- Directions for this task: Below are the records. List every line holding the word "Night".

- Supplied data:

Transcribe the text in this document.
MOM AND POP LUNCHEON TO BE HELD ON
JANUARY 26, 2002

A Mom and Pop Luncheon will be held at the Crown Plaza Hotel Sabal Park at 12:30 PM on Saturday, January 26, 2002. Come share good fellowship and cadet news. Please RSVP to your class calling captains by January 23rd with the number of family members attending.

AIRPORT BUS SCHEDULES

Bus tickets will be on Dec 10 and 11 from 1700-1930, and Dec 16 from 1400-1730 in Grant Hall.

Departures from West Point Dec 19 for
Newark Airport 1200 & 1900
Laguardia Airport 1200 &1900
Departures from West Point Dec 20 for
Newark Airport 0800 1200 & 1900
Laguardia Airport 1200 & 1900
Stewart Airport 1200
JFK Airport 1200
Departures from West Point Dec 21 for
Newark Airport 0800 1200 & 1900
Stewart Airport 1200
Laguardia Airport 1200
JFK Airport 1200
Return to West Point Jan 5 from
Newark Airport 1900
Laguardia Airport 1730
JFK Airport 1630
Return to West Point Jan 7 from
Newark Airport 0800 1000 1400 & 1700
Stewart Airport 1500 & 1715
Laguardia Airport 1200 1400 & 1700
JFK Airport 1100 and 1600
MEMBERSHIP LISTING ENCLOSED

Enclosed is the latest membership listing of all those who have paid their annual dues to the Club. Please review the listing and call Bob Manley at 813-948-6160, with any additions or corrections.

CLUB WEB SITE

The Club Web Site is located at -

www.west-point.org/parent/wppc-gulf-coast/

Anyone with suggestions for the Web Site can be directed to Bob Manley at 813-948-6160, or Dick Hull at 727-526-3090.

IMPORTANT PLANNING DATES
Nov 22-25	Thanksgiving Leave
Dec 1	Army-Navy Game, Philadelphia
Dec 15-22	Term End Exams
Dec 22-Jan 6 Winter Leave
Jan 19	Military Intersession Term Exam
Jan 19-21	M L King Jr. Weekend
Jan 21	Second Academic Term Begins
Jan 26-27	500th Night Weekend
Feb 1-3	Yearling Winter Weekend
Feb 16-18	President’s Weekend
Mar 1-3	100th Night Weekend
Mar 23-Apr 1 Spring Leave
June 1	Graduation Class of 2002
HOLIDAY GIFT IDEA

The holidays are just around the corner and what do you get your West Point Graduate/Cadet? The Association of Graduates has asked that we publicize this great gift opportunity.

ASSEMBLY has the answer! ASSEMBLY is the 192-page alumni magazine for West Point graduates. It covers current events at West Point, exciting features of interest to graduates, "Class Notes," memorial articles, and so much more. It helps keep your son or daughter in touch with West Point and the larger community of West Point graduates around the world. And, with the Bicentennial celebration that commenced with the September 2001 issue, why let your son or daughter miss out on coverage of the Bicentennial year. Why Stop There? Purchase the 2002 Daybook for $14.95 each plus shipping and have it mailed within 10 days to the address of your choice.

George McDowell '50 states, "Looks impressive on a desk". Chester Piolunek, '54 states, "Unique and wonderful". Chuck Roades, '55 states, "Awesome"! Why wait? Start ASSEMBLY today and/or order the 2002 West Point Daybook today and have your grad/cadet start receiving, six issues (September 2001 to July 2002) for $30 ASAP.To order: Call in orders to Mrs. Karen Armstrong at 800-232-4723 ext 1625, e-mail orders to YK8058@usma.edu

- Exercise output:
Jan 26-27	500th Night Weekend
Mar 1-3	100th Night Weekend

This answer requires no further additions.